===== Records shown =====

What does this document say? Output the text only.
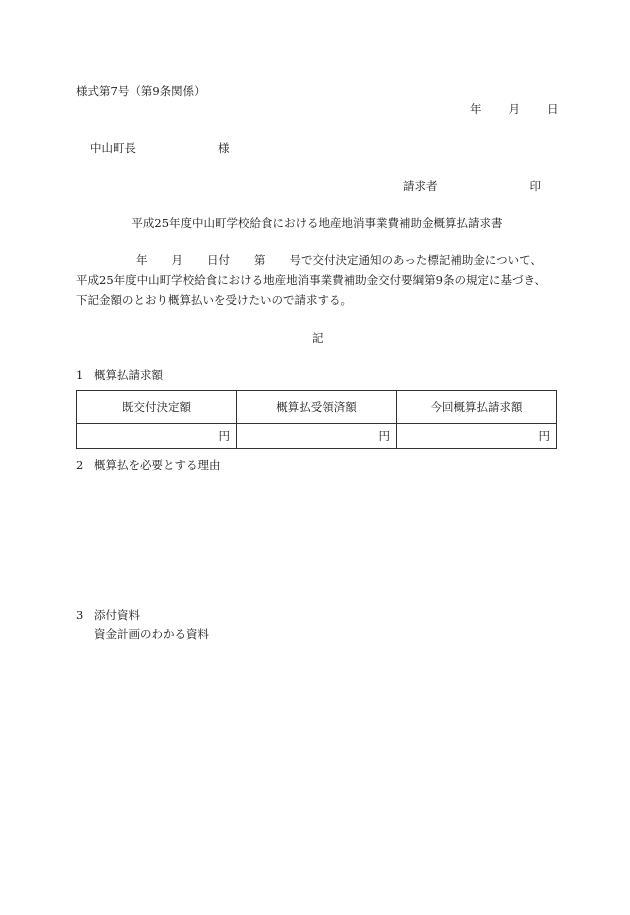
様式第7号（第9条関係）
年 月 日
中山町長	様
請求者	印
平成25年度中山町学校給食における地産地消事業費補助金概算払請求書
年 月 日付 第 号で交付決定通知のあった標記補助金について、
平成25年度中山町学校給食における地産地消事業費補助金交付要綱第9条の規定に基づき、
下記金額のとおり概算払いを受けたいので請求する。
記
1 概算払請求額
既交付決定額	概算払受領済額	今回概算払請求額
円	円	円
2 概算払を必要とする理由
3 添付資料
資金計画のわかる資料
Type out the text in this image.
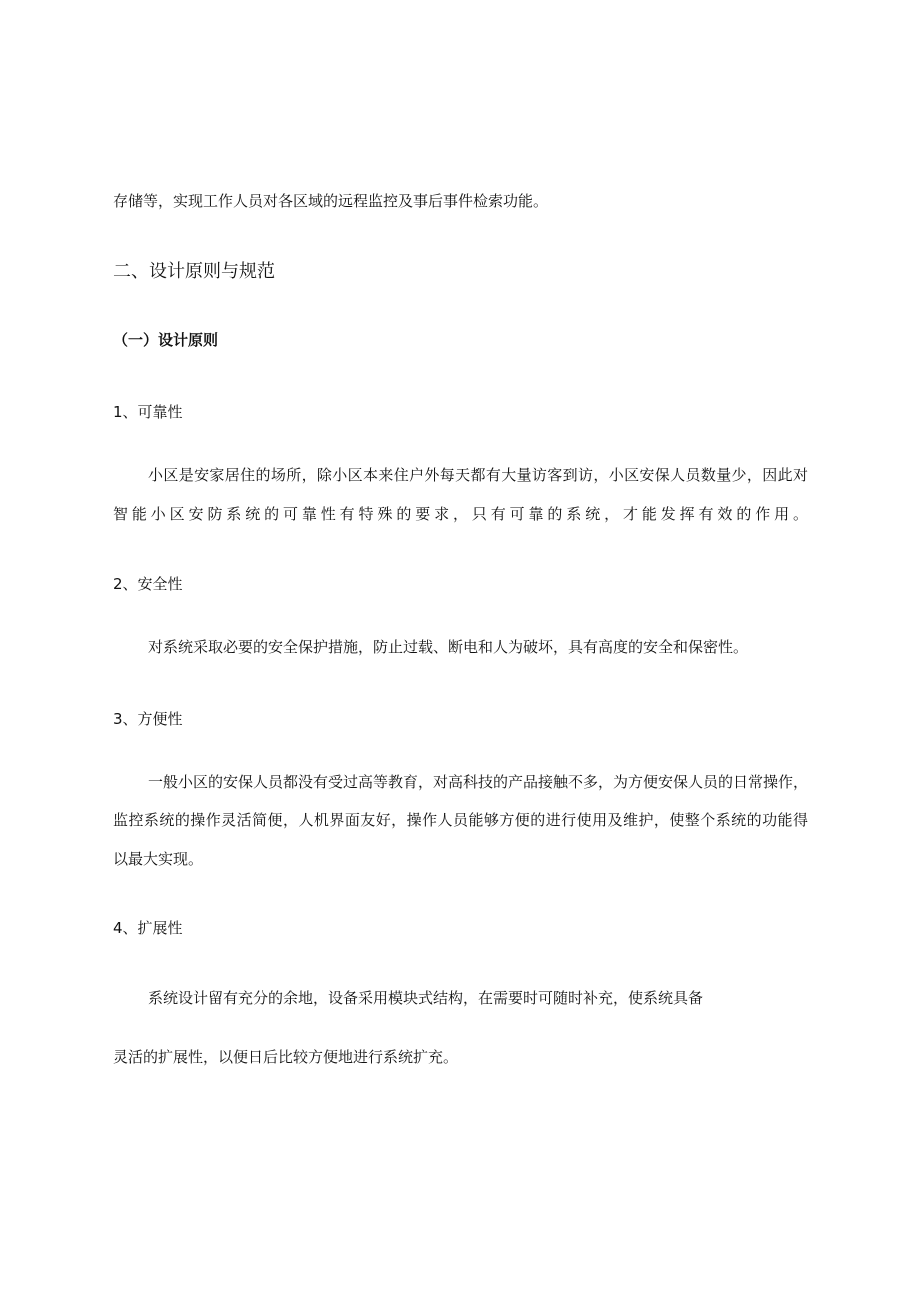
存储等，实现工作人员对各区域的远程监控及事后事件检索功能。
二、设计原则与规范
（一）设计原则
1、可靠性
小区是安家居住的场所，除小区本来住户外每天都有大量访客到访，小区安保人员数量少，因此对
智能小区安防系统的可靠性有特殊的要求，只有可靠的系统，才能发挥有效的作用。
2、安全性
对系统采取必要的安全保护措施，防止过载、断电和人为破坏，具有高度的安全和保密性。
3、方便性
一般小区的安保人员都没有受过高等教育，对高科技的产品接触不多，为方便安保人员的日常操作，
监控系统的操作灵活简便，人机界面友好，操作人员能够方便的进行使用及维护，使整个系统的功能得
以最大实现。
4、扩展性
系统设计留有充分的余地，设备采用模块式结构，在需要时可随时补充，使系统具备
灵活的扩展性，以便日后比较方便地进行系统扩充。
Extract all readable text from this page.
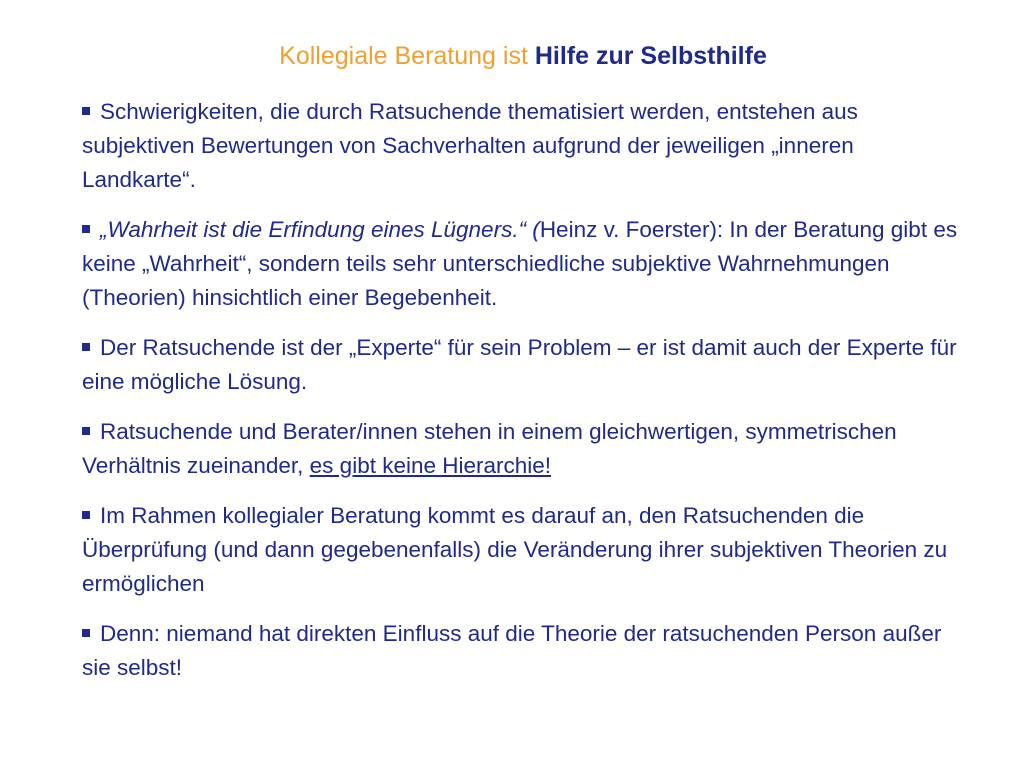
Kollegiale Beratung ist Hilfe zur Selbsthilfe
Schwierigkeiten, die durch Ratsuchende thematisiert werden, entstehen aus subjektiven Bewertungen von Sachverhalten aufgrund der jeweiligen „inneren Landkarte“.
„Wahrheit ist die Erfindung eines Lügners.“ (Heinz v. Foerster): In der Beratung gibt es keine „Wahrheit“, sondern teils sehr unterschiedliche subjektive Wahrnehmungen (Theorien) hinsichtlich einer Begebenheit.
Der Ratsuchende ist der „Experte“ für sein Problem – er ist damit auch der Experte für eine mögliche Lösung.
Ratsuchende und Berater/innen stehen in einem gleichwertigen, symmetrischen Verhältnis zueinander, es gibt keine Hierarchie!
Im Rahmen kollegialer Beratung kommt es darauf an, den Ratsuchenden die Überprüfung (und dann gegebenenfalls) die Veränderung ihrer subjektiven Theorien zu ermöglichen
Denn: niemand hat direkten Einfluss auf die Theorie der ratsuchenden Person außer sie selbst!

=====

The exercise: Take the entries shown above and quote them verbatim, passing over the pictures.

Result below:
What does this document say? Output the text only.
様式第7号（第9条関係）
年 月 日
中山町長	様
請求者	印
平成25年度中山町学校給食における地産地消事業費補助金概算払請求書
年 月 日付 第 号で交付決定通知のあった標記補助金について、
平成25年度中山町学校給食における地産地消事業費補助金交付要綱第9条の規定に基づき、
下記金額のとおり概算払いを受けたいので請求する。
記
1 概算払請求額
既交付決定額	概算払受領済額	今回概算払請求額
円	円	円
2 概算払を必要とする理由
3 添付資料
資金計画のわかる資料
Type out the text in this image.
存储等，实现工作人员对各区域的远程监控及事后事件检索功能。
二、设计原则与规范
（一）设计原则
1、可靠性
小区是安家居住的场所，除小区本来住户外每天都有大量访客到访，小区安保人员数量少，因此对
智能小区安防系统的可靠性有特殊的要求，只有可靠的系统，才能发挥有效的作用。
2、安全性
对系统采取必要的安全保护措施，防止过载、断电和人为破坏，具有高度的安全和保密性。
3、方便性
一般小区的安保人员都没有受过高等教育，对高科技的产品接触不多，为方便安保人员的日常操作，
监控系统的操作灵活简便，人机界面友好，操作人员能够方便的进行使用及维护，使整个系统的功能得
以最大实现。
4、扩展性
系统设计留有充分的余地，设备采用模块式结构，在需要时可随时补充，使系统具备
灵活的扩展性，以便日后比较方便地进行系统扩充。
Extract all readable text from this page.
Kollegiale Beratung ist Hilfe zur Selbsthilfe
Schwierigkeiten, die durch Ratsuchende thematisiert werden, entstehen aus subjektiven Bewertungen von Sachverhalten aufgrund der jeweiligen „inneren Landkarte“.
„Wahrheit ist die Erfindung eines Lügners.“ (Heinz v. Foerster): In der Beratung gibt es keine „Wahrheit“, sondern teils sehr unterschiedliche subjektive Wahrnehmungen (Theorien) hinsichtlich einer Begebenheit.
Der Ratsuchende ist der „Experte“ für sein Problem – er ist damit auch der Experte für eine mögliche Lösung.
Ratsuchende und Berater/innen stehen in einem gleichwertigen, symmetrischen Verhältnis zueinander, es gibt keine Hierarchie!
Im Rahmen kollegialer Beratung kommt es darauf an, den Ratsuchenden die Überprüfung (und dann gegebenenfalls) die Veränderung ihrer subjektiven Theorien zu ermöglichen
Denn: niemand hat direkten Einfluss auf die Theorie der ratsuchenden Person außer sie selbst!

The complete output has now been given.